- _EXERCISE_:
Omit the images. Copy each entry word for word.

- _DATA SHOWN_:
--

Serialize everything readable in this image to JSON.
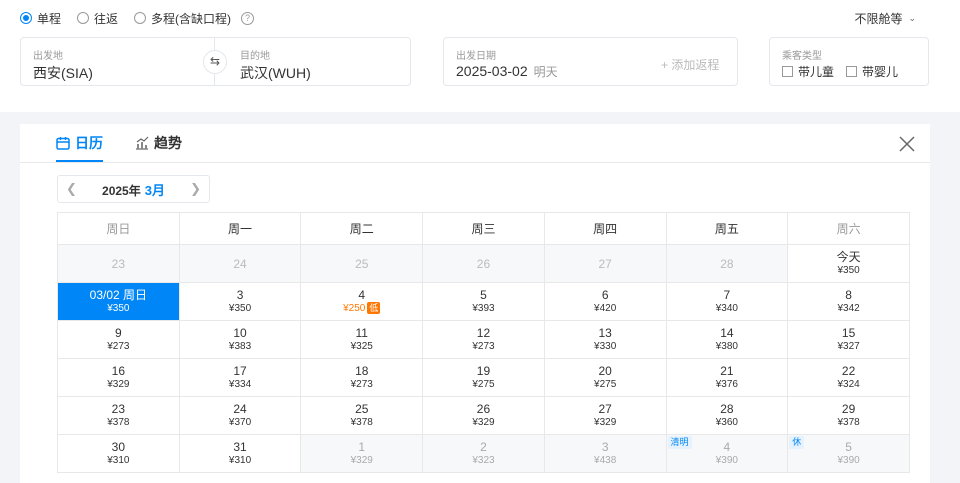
{
  "trip_types": [
    {
      "label": "单程",
      "checked": true
    },
    {
      "label": "往返",
      "checked": false
    },
    {
      "label": "多程(含缺口程)",
      "checked": false
    }
  ],
  "help_icon": "?",
  "cabin": {
    "label": "不限舱等"
  },
  "origin": {
    "label": "出发地",
    "value": "西安(SIA)"
  },
  "destination": {
    "label": "目的地",
    "value": "武汉(WUH)"
  },
  "depart": {
    "label": "出发日期",
    "date": "2025-03-02",
    "day_hint": "明天",
    "add_return": "+ 添加返程"
  },
  "passenger": {
    "label": "乘客类型",
    "child": "带儿童",
    "infant": "带婴儿"
  },
  "tabs": [
    {
      "label": "日历",
      "icon": "calendar-icon",
      "active": true
    },
    {
      "label": "趋势",
      "icon": "trend-chart-icon",
      "active": false
    }
  ],
  "month_nav": {
    "year": "2025年",
    "month": "3月"
  },
  "weekdays": [
    "周日",
    "周一",
    "周二",
    "周三",
    "周四",
    "周五",
    "周六"
  ],
  "accent_color": "#0086f6",
  "low_price_color": "#ff7700",
  "weeks": [
    [
      {
        "day": "23",
        "price": "",
        "state": "past"
      },
      {
        "day": "24",
        "price": "",
        "state": "past"
      },
      {
        "day": "25",
        "price": "",
        "state": "past"
      },
      {
        "day": "26",
        "price": "",
        "state": "past"
      },
      {
        "day": "27",
        "price": "",
        "state": "past"
      },
      {
        "day": "28",
        "price": "",
        "state": "past"
      },
      {
        "day": "今天",
        "price": "¥350",
        "state": ""
      }
    ],
    [
      {
        "day": "03/02 周日",
        "price": "¥350",
        "state": "sel"
      },
      {
        "day": "3",
        "price": "¥350",
        "state": ""
      },
      {
        "day": "4",
        "price": "¥250",
        "state": "low",
        "tag": "低"
      },
      {
        "day": "5",
        "price": "¥393",
        "state": ""
      },
      {
        "day": "6",
        "price": "¥420",
        "state": ""
      },
      {
        "day": "7",
        "price": "¥340",
        "state": ""
      },
      {
        "day": "8",
        "price": "¥342",
        "state": ""
      }
    ],
    [
      {
        "day": "9",
        "price": "¥273",
        "state": ""
      },
      {
        "day": "10",
        "price": "¥383",
        "state": ""
      },
      {
        "day": "11",
        "price": "¥325",
        "state": ""
      },
      {
        "day": "12",
        "price": "¥273",
        "state": ""
      },
      {
        "day": "13",
        "price": "¥330",
        "state": ""
      },
      {
        "day": "14",
        "price": "¥380",
        "state": ""
      },
      {
        "day": "15",
        "price": "¥327",
        "state": ""
      }
    ],
    [
      {
        "day": "16",
        "price": "¥329",
        "state": ""
      },
      {
        "day": "17",
        "price": "¥334",
        "state": ""
      },
      {
        "day": "18",
        "price": "¥273",
        "state": ""
      },
      {
        "day": "19",
        "price": "¥275",
        "state": ""
      },
      {
        "day": "20",
        "price": "¥275",
        "state": ""
      },
      {
        "day": "21",
        "price": "¥376",
        "state": ""
      },
      {
        "day": "22",
        "price": "¥324",
        "state": ""
      }
    ],
    [
      {
        "day": "23",
        "price": "¥378",
        "state": ""
      },
      {
        "day": "24",
        "price": "¥370",
        "state": ""
      },
      {
        "day": "25",
        "price": "¥378",
        "state": ""
      },
      {
        "day": "26",
        "price": "¥329",
        "state": ""
      },
      {
        "day": "27",
        "price": "¥329",
        "state": ""
      },
      {
        "day": "28",
        "price": "¥360",
        "state": ""
      },
      {
        "day": "29",
        "price": "¥378",
        "state": ""
      }
    ],
    [
      {
        "day": "30",
        "price": "¥310",
        "state": ""
      },
      {
        "day": "31",
        "price": "¥310",
        "state": ""
      },
      {
        "day": "1",
        "price": "¥329",
        "state": "dim"
      },
      {
        "day": "2",
        "price": "¥323",
        "state": "dim"
      },
      {
        "day": "3",
        "price": "¥438",
        "state": "dim"
      },
      {
        "day": "4",
        "price": "¥390",
        "state": "dim",
        "holiday": "清明"
      },
      {
        "day": "5",
        "price": "¥390",
        "state": "dim",
        "holiday": "休"
      }
    ]
  ]
}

--

- _EXPECTED OUTPUT_:
Serialize everything readable in this image to JSON.
{
  "trip_types": [
    {
      "label": "单程",
      "checked": true
    },
    {
      "label": "往返",
      "checked": false
    },
    {
      "label": "多程(含缺口程)",
      "checked": false
    }
  ],
  "help_icon": "?",
  "cabin": {
    "label": "不限舱等"
  },
  "origin": {
    "label": "出发地",
    "value": "西安(SIA)"
  },
  "destination": {
    "label": "目的地",
    "value": "武汉(WUH)"
  },
  "depart": {
    "label": "出发日期",
    "date": "2025-03-02",
    "day_hint": "明天",
    "add_return": "+ 添加返程"
  },
  "passenger": {
    "label": "乘客类型",
    "child": "带儿童",
    "infant": "带婴儿"
  },
  "tabs": [
    {
      "label": "日历",
      "icon": "calendar-icon",
      "active": true
    },
    {
      "label": "趋势",
      "icon": "trend-chart-icon",
      "active": false
    }
  ],
  "month_nav": {
    "year": "2025年",
    "month": "3月"
  },
  "weekdays": [
    "周日",
    "周一",
    "周二",
    "周三",
    "周四",
    "周五",
    "周六"
  ],
  "accent_color": "#0086f6",
  "low_price_color": "#ff7700",
  "weeks": [
    [
      {
        "day": "23",
        "price": "",
        "state": "past"
      },
      {
        "day": "24",
        "price": "",
        "state": "past"
      },
      {
        "day": "25",
        "price": "",
        "state": "past"
      },
      {
        "day": "26",
        "price": "",
        "state": "past"
      },
      {
        "day": "27",
        "price": "",
        "state": "past"
      },
      {
        "day": "28",
        "price": "",
        "state": "past"
      },
      {
        "day": "今天",
        "price": "¥350",
        "state": ""
      }
    ],
    [
      {
        "day": "03/02 周日",
        "price": "¥350",
        "state": "sel"
      },
      {
        "day": "3",
        "price": "¥350",
        "state": ""
      },
      {
        "day": "4",
        "price": "¥250",
        "state": "low",
        "tag": "低"
      },
      {
        "day": "5",
        "price": "¥393",
        "state": ""
      },
      {
        "day": "6",
        "price": "¥420",
        "state": ""
      },
      {
        "day": "7",
        "price": "¥340",
        "state": ""
      },
      {
        "day": "8",
        "price": "¥342",
        "state": ""
      }
    ],
    [
      {
        "day": "9",
        "price": "¥273",
        "state": ""
      },
      {
        "day": "10",
        "price": "¥383",
        "state": ""
      },
      {
        "day": "11",
        "price": "¥325",
        "state": ""
      },
      {
        "day": "12",
        "price": "¥273",
        "state": ""
      },
      {
        "day": "13",
        "price": "¥330",
        "state": ""
      },
      {
        "day": "14",
        "price": "¥380",
        "state": ""
      },
      {
        "day": "15",
        "price": "¥327",
        "state": ""
      }
    ],
    [
      {
        "day": "16",
        "price": "¥329",
        "state": ""
      },
      {
        "day": "17",
        "price": "¥334",
        "state": ""
      },
      {
        "day": "18",
        "price": "¥273",
        "state": ""
      },
      {
        "day": "19",
        "price": "¥275",
        "state": ""
      },
      {
        "day": "20",
        "price": "¥275",
        "state": ""
      },
      {
        "day": "21",
        "price": "¥376",
        "state": ""
      },
      {
        "day": "22",
        "price": "¥324",
        "state": ""
      }
    ],
    [
      {
        "day": "23",
        "price": "¥378",
        "state": ""
      },
      {
        "day": "24",
        "price": "¥370",
        "state": ""
      },
      {
        "day": "25",
        "price": "¥378",
        "state": ""
      },
      {
        "day": "26",
        "price": "¥329",
        "state": ""
      },
      {
        "day": "27",
        "price": "¥329",
        "state": ""
      },
      {
        "day": "28",
        "price": "¥360",
        "state": ""
      },
      {
        "day": "29",
        "price": "¥378",
        "state": ""
      }
    ],
    [
      {
        "day": "30",
        "price": "¥310",
        "state": ""
      },
      {
        "day": "31",
        "price": "¥310",
        "state": ""
      },
      {
        "day": "1",
        "price": "¥329",
        "state": "dim"
      },
      {
        "day": "2",
        "price": "¥323",
        "state": "dim"
      },
      {
        "day": "3",
        "price": "¥438",
        "state": "dim"
      },
      {
        "day": "4",
        "price": "¥390",
        "state": "dim",
        "holiday": "清明"
      },
      {
        "day": "5",
        "price": "¥390",
        "state": "dim",
        "holiday": "休"
      }
    ]
  ]
}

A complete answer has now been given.